» The task
Every line of the data that includes "text" should be copied out.

»»

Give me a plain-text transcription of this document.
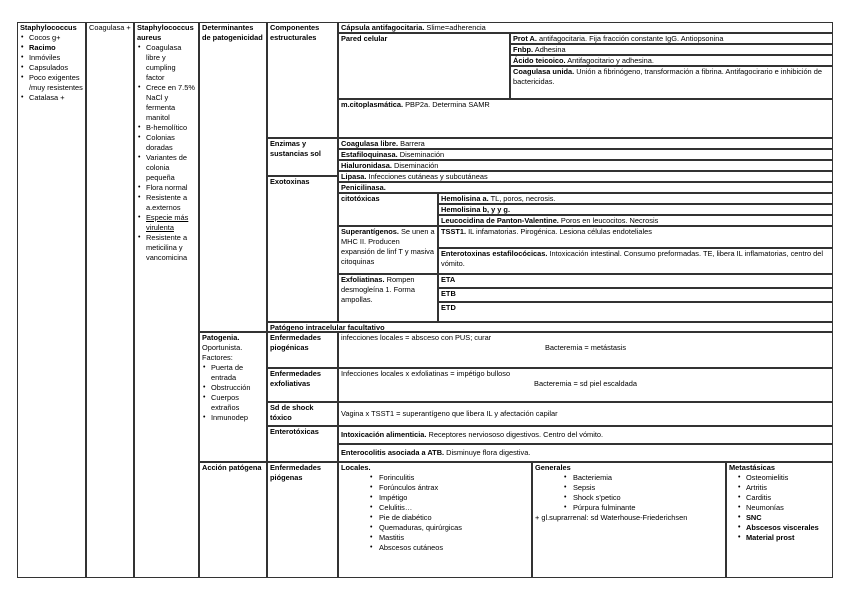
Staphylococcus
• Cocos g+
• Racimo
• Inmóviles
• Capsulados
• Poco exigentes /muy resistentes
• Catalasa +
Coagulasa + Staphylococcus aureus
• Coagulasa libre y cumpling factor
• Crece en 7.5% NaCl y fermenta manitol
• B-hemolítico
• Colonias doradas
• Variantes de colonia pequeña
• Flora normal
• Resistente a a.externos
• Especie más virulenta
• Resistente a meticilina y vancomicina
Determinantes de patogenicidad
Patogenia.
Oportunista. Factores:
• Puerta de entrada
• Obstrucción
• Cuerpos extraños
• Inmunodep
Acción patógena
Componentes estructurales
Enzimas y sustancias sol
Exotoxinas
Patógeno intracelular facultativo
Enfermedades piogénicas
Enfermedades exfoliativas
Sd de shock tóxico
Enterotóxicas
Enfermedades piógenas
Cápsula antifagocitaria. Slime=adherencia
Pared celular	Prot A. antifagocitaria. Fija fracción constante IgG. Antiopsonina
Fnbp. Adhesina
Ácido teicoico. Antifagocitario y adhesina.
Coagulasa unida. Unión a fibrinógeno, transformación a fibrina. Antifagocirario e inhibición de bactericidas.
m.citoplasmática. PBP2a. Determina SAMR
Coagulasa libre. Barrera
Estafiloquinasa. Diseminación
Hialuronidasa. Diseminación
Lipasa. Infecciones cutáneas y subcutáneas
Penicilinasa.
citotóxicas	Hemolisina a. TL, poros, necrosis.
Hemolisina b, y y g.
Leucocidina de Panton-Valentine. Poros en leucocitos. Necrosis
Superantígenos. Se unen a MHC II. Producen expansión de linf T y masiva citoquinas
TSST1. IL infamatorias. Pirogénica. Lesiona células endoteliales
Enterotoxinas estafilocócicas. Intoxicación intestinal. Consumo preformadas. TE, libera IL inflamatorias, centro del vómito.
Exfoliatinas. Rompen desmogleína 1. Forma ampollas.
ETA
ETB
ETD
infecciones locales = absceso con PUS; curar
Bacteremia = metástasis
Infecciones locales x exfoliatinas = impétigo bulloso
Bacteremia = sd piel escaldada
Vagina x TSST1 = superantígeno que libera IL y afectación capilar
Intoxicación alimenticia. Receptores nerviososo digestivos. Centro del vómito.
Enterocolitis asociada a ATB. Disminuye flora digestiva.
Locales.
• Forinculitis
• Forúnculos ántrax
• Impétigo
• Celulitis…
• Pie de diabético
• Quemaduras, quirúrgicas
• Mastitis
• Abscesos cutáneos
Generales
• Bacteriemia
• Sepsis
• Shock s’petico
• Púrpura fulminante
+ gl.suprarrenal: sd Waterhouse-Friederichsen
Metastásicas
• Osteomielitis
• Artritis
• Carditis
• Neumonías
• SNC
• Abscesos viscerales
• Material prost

««
»»

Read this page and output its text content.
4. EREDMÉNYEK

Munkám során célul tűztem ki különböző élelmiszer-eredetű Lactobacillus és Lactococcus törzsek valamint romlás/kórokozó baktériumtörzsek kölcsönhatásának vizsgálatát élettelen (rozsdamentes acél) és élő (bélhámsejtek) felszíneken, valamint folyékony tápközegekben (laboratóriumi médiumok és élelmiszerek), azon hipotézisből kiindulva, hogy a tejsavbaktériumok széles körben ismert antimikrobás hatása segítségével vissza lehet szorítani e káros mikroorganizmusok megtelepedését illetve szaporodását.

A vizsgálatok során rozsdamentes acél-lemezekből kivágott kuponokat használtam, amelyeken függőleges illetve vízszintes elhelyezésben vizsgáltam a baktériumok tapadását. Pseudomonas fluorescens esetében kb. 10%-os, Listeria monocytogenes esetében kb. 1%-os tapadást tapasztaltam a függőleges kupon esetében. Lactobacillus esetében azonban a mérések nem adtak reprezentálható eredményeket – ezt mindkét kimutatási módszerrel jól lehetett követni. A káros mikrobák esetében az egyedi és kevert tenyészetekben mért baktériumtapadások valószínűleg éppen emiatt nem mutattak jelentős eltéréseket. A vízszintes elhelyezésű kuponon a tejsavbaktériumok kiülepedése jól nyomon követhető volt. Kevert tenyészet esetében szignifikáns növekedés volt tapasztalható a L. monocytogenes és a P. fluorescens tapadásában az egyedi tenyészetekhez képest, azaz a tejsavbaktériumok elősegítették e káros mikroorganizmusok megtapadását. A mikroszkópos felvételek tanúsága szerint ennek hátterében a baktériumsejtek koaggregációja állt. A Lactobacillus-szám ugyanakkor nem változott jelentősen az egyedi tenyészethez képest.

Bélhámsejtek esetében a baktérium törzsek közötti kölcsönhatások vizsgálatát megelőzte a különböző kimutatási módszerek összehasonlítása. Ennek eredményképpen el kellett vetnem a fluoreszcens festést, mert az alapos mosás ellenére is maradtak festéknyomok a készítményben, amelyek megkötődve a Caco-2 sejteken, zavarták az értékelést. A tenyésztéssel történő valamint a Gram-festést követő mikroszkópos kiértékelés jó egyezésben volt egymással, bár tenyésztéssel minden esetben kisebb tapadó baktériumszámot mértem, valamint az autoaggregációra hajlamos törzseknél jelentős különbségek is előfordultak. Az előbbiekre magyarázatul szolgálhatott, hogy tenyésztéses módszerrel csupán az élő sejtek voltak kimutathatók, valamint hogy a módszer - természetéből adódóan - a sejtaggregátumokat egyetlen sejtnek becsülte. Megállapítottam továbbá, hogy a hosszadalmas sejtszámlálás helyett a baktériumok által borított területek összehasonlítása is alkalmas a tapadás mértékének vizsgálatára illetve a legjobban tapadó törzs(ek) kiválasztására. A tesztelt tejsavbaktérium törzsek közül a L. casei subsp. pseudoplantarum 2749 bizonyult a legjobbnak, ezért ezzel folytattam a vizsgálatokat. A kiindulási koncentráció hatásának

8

««

» Solved problem
Give me a plain-text transcription of this document.
Read this page and output its text content.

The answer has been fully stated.